_GIVEN PROBLEM_
Copy every record below exactly.

_DATA TO PROCESS_
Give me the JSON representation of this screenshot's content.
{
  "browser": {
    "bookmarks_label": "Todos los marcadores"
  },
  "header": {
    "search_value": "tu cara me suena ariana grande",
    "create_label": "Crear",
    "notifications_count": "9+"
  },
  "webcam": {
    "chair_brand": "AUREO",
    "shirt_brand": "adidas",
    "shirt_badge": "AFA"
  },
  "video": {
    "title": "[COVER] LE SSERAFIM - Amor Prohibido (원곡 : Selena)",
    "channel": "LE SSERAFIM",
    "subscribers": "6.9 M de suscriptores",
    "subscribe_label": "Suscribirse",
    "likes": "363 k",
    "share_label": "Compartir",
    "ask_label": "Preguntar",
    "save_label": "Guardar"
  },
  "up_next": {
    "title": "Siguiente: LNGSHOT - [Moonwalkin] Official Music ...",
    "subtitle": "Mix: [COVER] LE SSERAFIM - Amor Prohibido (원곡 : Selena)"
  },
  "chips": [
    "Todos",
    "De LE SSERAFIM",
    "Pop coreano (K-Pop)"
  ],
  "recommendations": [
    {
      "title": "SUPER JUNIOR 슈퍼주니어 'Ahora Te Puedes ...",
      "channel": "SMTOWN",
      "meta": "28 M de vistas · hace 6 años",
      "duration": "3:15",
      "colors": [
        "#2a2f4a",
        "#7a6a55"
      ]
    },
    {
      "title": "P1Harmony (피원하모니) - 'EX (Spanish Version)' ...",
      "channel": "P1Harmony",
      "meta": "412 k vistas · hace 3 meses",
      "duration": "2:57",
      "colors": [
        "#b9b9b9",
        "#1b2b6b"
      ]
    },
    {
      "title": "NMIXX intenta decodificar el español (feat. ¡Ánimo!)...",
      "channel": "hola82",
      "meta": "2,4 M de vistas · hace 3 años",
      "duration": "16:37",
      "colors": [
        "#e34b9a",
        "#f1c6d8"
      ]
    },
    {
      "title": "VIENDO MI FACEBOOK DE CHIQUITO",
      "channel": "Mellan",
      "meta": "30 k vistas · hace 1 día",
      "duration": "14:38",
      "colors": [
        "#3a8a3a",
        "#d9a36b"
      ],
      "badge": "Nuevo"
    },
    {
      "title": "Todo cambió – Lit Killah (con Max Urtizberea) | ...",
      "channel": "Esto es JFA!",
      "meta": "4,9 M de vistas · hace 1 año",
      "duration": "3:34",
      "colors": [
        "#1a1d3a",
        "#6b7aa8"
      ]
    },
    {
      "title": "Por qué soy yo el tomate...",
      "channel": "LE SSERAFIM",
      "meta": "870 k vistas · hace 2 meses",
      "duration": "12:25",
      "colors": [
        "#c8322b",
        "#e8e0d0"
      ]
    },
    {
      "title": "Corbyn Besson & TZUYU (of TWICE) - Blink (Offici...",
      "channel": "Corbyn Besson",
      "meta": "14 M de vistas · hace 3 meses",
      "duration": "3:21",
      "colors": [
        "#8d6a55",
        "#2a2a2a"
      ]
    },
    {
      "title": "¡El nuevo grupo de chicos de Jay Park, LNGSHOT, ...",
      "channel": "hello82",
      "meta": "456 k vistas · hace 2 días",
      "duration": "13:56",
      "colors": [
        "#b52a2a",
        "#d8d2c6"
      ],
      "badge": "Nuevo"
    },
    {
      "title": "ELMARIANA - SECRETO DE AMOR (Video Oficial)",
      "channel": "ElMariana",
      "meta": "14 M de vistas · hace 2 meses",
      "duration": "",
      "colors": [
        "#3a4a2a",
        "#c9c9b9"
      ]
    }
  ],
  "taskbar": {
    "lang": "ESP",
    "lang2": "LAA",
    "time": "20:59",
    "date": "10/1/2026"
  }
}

_EXERCISE RESPONSE_
Give me the JSON representation of this screenshot's content.
{
  "browser": {
    "bookmarks_label": "Todos los marcadores"
  },
  "header": {
    "search_value": "tu cara me suena ariana grande",
    "create_label": "Crear",
    "notifications_count": "9+"
  },
  "webcam": {
    "chair_brand": "AUREO",
    "shirt_brand": "adidas",
    "shirt_badge": "AFA"
  },
  "video": {
    "title": "[COVER] LE SSERAFIM - Amor Prohibido (원곡 : Selena)",
    "channel": "LE SSERAFIM",
    "subscribers": "6.9 M de suscriptores",
    "subscribe_label": "Suscribirse",
    "likes": "363 k",
    "share_label": "Compartir",
    "ask_label": "Preguntar",
    "save_label": "Guardar"
  },
  "up_next": {
    "title": "Siguiente: LNGSHOT - [Moonwalkin] Official Music ...",
    "subtitle": "Mix: [COVER] LE SSERAFIM - Amor Prohibido (원곡 : Selena)"
  },
  "chips": [
    "Todos",
    "De LE SSERAFIM",
    "Pop coreano (K-Pop)"
  ],
  "recommendations": [
    {
      "title": "SUPER JUNIOR 슈퍼주니어 'Ahora Te Puedes ...",
      "channel": "SMTOWN",
      "meta": "28 M de vistas · hace 6 años",
      "duration": "3:15",
      "colors": [
        "#2a2f4a",
        "#7a6a55"
      ]
    },
    {
      "title": "P1Harmony (피원하모니) - 'EX (Spanish Version)' ...",
      "channel": "P1Harmony",
      "meta": "412 k vistas · hace 3 meses",
      "duration": "2:57",
      "colors": [
        "#b9b9b9",
        "#1b2b6b"
      ]
    },
    {
      "title": "NMIXX intenta decodificar el español (feat. ¡Ánimo!)...",
      "channel": "hola82",
      "meta": "2,4 M de vistas · hace 3 años",
      "duration": "16:37",
      "colors": [
        "#e34b9a",
        "#f1c6d8"
      ]
    },
    {
      "title": "VIENDO MI FACEBOOK DE CHIQUITO",
      "channel": "Mellan",
      "meta": "30 k vistas · hace 1 día",
      "duration": "14:38",
      "colors": [
        "#3a8a3a",
        "#d9a36b"
      ],
      "badge": "Nuevo"
    },
    {
      "title": "Todo cambió – Lit Killah (con Max Urtizberea) | ...",
      "channel": "Esto es JFA!",
      "meta": "4,9 M de vistas · hace 1 año",
      "duration": "3:34",
      "colors": [
        "#1a1d3a",
        "#6b7aa8"
      ]
    },
    {
      "title": "Por qué soy yo el tomate...",
      "channel": "LE SSERAFIM",
      "meta": "870 k vistas · hace 2 meses",
      "duration": "12:25",
      "colors": [
        "#c8322b",
        "#e8e0d0"
      ]
    },
    {
      "title": "Corbyn Besson & TZUYU (of TWICE) - Blink (Offici...",
      "channel": "Corbyn Besson",
      "meta": "14 M de vistas · hace 3 meses",
      "duration": "3:21",
      "colors": [
        "#8d6a55",
        "#2a2a2a"
      ]
    },
    {
      "title": "¡El nuevo grupo de chicos de Jay Park, LNGSHOT, ...",
      "channel": "hello82",
      "meta": "456 k vistas · hace 2 días",
      "duration": "13:56",
      "colors": [
        "#b52a2a",
        "#d8d2c6"
      ],
      "badge": "Nuevo"
    },
    {
      "title": "ELMARIANA - SECRETO DE AMOR (Video Oficial)",
      "channel": "ElMariana",
      "meta": "14 M de vistas · hace 2 meses",
      "duration": "",
      "colors": [
        "#3a4a2a",
        "#c9c9b9"
      ]
    }
  ],
  "taskbar": {
    "lang": "ESP",
    "lang2": "LAA",
    "time": "20:59",
    "date": "10/1/2026"
  }
}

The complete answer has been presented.